▸ **EXERCISE OBJECTIVE**: Each record below is to be reproduced without any change.
-- start of GIVEN RECORDS --
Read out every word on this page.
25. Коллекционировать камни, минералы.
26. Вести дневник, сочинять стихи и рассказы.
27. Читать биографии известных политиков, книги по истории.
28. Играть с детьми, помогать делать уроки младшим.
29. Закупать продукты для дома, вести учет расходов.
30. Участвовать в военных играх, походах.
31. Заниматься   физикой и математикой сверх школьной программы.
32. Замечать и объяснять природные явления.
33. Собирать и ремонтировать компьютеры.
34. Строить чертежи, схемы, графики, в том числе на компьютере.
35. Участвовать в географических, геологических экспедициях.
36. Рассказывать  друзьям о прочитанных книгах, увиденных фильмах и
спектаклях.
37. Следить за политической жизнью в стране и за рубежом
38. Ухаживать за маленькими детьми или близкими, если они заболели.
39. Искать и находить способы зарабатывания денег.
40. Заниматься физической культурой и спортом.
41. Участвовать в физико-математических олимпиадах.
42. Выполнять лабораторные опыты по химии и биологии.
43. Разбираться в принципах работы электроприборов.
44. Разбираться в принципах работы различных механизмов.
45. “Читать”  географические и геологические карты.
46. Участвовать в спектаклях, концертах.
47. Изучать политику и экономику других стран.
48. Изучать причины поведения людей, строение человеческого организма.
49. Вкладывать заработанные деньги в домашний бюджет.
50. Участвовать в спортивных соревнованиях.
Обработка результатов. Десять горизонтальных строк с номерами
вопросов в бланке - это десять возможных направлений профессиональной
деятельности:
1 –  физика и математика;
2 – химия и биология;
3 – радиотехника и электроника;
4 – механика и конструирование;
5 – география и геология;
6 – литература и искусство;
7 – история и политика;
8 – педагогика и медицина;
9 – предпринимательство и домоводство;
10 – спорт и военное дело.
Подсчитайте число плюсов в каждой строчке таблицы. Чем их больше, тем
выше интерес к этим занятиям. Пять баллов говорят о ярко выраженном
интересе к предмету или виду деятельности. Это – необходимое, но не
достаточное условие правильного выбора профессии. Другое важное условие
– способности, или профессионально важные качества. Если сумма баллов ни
-- end of GIVEN RECORDS --
▸ **OUTPUT BELOW**:
Read out every word on this page.
25. Коллекционировать камни, минералы.
26. Вести дневник, сочинять стихи и рассказы.
27. Читать биографии известных политиков, книги по истории.
28. Играть с детьми, помогать делать уроки младшим.
29. Закупать продукты для дома, вести учет расходов.
30. Участвовать в военных играх, походах.
31. Заниматься   физикой и математикой сверх школьной программы.
32. Замечать и объяснять природные явления.
33. Собирать и ремонтировать компьютеры.
34. Строить чертежи, схемы, графики, в том числе на компьютере.
35. Участвовать в географических, геологических экспедициях.
36. Рассказывать  друзьям о прочитанных книгах, увиденных фильмах и
спектаклях.
37. Следить за политической жизнью в стране и за рубежом
38. Ухаживать за маленькими детьми или близкими, если они заболели.
39. Искать и находить способы зарабатывания денег.
40. Заниматься физической культурой и спортом.
41. Участвовать в физико-математических олимпиадах.
42. Выполнять лабораторные опыты по химии и биологии.
43. Разбираться в принципах работы электроприборов.
44. Разбираться в принципах работы различных механизмов.
45. “Читать”  географические и геологические карты.
46. Участвовать в спектаклях, концертах.
47. Изучать политику и экономику других стран.
48. Изучать причины поведения людей, строение человеческого организма.
49. Вкладывать заработанные деньги в домашний бюджет.
50. Участвовать в спортивных соревнованиях.
Обработка результатов. Десять горизонтальных строк с номерами
вопросов в бланке - это десять возможных направлений профессиональной
деятельности:
1 –  физика и математика;
2 – химия и биология;
3 – радиотехника и электроника;
4 – механика и конструирование;
5 – география и геология;
6 – литература и искусство;
7 – история и политика;
8 – педагогика и медицина;
9 – предпринимательство и домоводство;
10 – спорт и военное дело.
Подсчитайте число плюсов в каждой строчке таблицы. Чем их больше, тем
выше интерес к этим занятиям. Пять баллов говорят о ярко выраженном
интересе к предмету или виду деятельности. Это – необходимое, но не
достаточное условие правильного выбора профессии. Другое важное условие
– способности, или профессионально важные качества. Если сумма баллов ни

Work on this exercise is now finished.